Required work »
Keep the images out and copy every entry below exactly.

(Collected data entries)

########

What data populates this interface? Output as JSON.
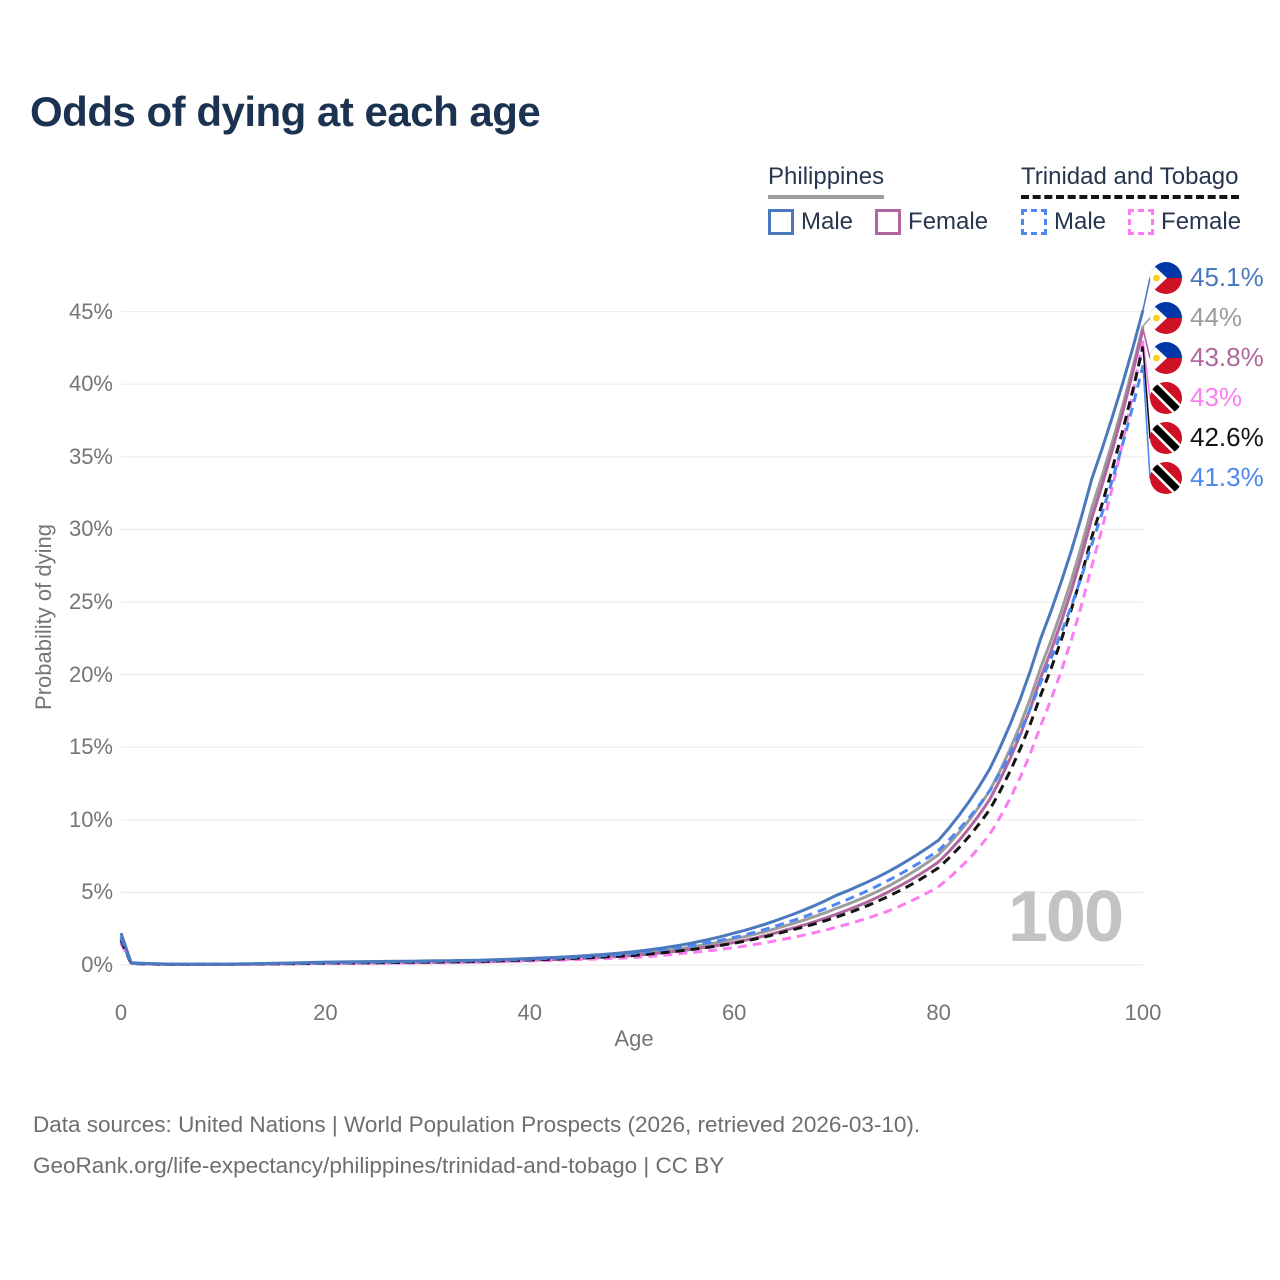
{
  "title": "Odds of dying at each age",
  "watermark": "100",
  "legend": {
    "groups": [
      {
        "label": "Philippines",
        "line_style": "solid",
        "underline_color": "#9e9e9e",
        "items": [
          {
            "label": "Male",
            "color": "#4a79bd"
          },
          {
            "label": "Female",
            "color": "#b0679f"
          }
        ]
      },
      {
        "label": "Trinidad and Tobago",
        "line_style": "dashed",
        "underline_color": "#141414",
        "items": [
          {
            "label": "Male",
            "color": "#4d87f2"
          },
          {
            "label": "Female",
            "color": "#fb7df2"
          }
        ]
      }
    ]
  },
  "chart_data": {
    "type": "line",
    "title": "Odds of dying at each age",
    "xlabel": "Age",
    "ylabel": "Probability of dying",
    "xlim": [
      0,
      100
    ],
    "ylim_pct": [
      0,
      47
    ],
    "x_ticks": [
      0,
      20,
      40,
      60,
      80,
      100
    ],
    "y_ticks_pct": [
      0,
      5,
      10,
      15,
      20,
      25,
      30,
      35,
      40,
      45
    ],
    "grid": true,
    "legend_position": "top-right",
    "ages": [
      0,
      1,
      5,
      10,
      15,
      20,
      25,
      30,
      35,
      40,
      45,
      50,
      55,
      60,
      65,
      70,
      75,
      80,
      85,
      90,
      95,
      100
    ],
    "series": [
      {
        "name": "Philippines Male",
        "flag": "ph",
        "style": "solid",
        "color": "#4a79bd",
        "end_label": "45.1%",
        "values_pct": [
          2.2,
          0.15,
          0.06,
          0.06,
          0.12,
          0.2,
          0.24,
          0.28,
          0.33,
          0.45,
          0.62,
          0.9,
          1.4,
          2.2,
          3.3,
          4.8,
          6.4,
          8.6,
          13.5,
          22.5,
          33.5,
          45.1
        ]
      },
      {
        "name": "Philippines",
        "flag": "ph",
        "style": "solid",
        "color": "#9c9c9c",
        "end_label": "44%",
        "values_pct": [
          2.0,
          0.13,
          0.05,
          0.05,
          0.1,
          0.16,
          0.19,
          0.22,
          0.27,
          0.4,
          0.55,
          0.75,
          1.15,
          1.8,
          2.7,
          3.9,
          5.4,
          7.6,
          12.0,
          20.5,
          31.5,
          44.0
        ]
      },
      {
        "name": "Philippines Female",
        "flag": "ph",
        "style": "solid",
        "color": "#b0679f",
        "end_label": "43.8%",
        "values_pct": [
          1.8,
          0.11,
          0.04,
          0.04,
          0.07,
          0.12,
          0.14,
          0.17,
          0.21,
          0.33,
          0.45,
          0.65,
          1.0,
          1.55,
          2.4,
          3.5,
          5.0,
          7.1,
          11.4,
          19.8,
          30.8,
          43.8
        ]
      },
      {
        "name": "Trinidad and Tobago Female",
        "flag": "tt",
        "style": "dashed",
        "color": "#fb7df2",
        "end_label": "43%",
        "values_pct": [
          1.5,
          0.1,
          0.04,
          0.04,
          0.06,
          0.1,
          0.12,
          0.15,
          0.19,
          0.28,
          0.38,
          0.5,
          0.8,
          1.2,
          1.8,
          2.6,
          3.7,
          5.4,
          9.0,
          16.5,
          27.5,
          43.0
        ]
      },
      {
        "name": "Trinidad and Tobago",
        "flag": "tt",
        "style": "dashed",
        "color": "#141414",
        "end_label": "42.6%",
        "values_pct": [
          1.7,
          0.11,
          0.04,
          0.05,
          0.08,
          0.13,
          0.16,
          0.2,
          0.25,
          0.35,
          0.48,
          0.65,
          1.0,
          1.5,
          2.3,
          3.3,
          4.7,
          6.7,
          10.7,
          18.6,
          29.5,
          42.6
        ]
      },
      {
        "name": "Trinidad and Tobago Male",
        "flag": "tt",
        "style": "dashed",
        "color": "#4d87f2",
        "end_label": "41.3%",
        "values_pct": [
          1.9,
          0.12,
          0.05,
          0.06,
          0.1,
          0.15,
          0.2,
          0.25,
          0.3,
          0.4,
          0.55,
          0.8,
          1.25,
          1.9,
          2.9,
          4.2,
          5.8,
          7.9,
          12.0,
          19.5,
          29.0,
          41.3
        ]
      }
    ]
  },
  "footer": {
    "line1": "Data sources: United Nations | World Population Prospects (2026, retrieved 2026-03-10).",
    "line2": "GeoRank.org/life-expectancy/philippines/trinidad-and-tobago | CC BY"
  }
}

########

Solution »
What data populates this interface? Output as JSON.
{
  "title": "Odds of dying at each age",
  "watermark": "100",
  "legend": {
    "groups": [
      {
        "label": "Philippines",
        "line_style": "solid",
        "underline_color": "#9e9e9e",
        "items": [
          {
            "label": "Male",
            "color": "#4a79bd"
          },
          {
            "label": "Female",
            "color": "#b0679f"
          }
        ]
      },
      {
        "label": "Trinidad and Tobago",
        "line_style": "dashed",
        "underline_color": "#141414",
        "items": [
          {
            "label": "Male",
            "color": "#4d87f2"
          },
          {
            "label": "Female",
            "color": "#fb7df2"
          }
        ]
      }
    ]
  },
  "chart_data": {
    "type": "line",
    "title": "Odds of dying at each age",
    "xlabel": "Age",
    "ylabel": "Probability of dying",
    "xlim": [
      0,
      100
    ],
    "ylim_pct": [
      0,
      47
    ],
    "x_ticks": [
      0,
      20,
      40,
      60,
      80,
      100
    ],
    "y_ticks_pct": [
      0,
      5,
      10,
      15,
      20,
      25,
      30,
      35,
      40,
      45
    ],
    "grid": true,
    "legend_position": "top-right",
    "ages": [
      0,
      1,
      5,
      10,
      15,
      20,
      25,
      30,
      35,
      40,
      45,
      50,
      55,
      60,
      65,
      70,
      75,
      80,
      85,
      90,
      95,
      100
    ],
    "series": [
      {
        "name": "Philippines Male",
        "flag": "ph",
        "style": "solid",
        "color": "#4a79bd",
        "end_label": "45.1%",
        "values_pct": [
          2.2,
          0.15,
          0.06,
          0.06,
          0.12,
          0.2,
          0.24,
          0.28,
          0.33,
          0.45,
          0.62,
          0.9,
          1.4,
          2.2,
          3.3,
          4.8,
          6.4,
          8.6,
          13.5,
          22.5,
          33.5,
          45.1
        ]
      },
      {
        "name": "Philippines",
        "flag": "ph",
        "style": "solid",
        "color": "#9c9c9c",
        "end_label": "44%",
        "values_pct": [
          2.0,
          0.13,
          0.05,
          0.05,
          0.1,
          0.16,
          0.19,
          0.22,
          0.27,
          0.4,
          0.55,
          0.75,
          1.15,
          1.8,
          2.7,
          3.9,
          5.4,
          7.6,
          12.0,
          20.5,
          31.5,
          44.0
        ]
      },
      {
        "name": "Philippines Female",
        "flag": "ph",
        "style": "solid",
        "color": "#b0679f",
        "end_label": "43.8%",
        "values_pct": [
          1.8,
          0.11,
          0.04,
          0.04,
          0.07,
          0.12,
          0.14,
          0.17,
          0.21,
          0.33,
          0.45,
          0.65,
          1.0,
          1.55,
          2.4,
          3.5,
          5.0,
          7.1,
          11.4,
          19.8,
          30.8,
          43.8
        ]
      },
      {
        "name": "Trinidad and Tobago Female",
        "flag": "tt",
        "style": "dashed",
        "color": "#fb7df2",
        "end_label": "43%",
        "values_pct": [
          1.5,
          0.1,
          0.04,
          0.04,
          0.06,
          0.1,
          0.12,
          0.15,
          0.19,
          0.28,
          0.38,
          0.5,
          0.8,
          1.2,
          1.8,
          2.6,
          3.7,
          5.4,
          9.0,
          16.5,
          27.5,
          43.0
        ]
      },
      {
        "name": "Trinidad and Tobago",
        "flag": "tt",
        "style": "dashed",
        "color": "#141414",
        "end_label": "42.6%",
        "values_pct": [
          1.7,
          0.11,
          0.04,
          0.05,
          0.08,
          0.13,
          0.16,
          0.2,
          0.25,
          0.35,
          0.48,
          0.65,
          1.0,
          1.5,
          2.3,
          3.3,
          4.7,
          6.7,
          10.7,
          18.6,
          29.5,
          42.6
        ]
      },
      {
        "name": "Trinidad and Tobago Male",
        "flag": "tt",
        "style": "dashed",
        "color": "#4d87f2",
        "end_label": "41.3%",
        "values_pct": [
          1.9,
          0.12,
          0.05,
          0.06,
          0.1,
          0.15,
          0.2,
          0.25,
          0.3,
          0.4,
          0.55,
          0.8,
          1.25,
          1.9,
          2.9,
          4.2,
          5.8,
          7.9,
          12.0,
          19.5,
          29.0,
          41.3
        ]
      }
    ]
  },
  "footer": {
    "line1": "Data sources: United Nations | World Population Prospects (2026, retrieved 2026-03-10).",
    "line2": "GeoRank.org/life-expectancy/philippines/trinidad-and-tobago | CC BY"
  }
}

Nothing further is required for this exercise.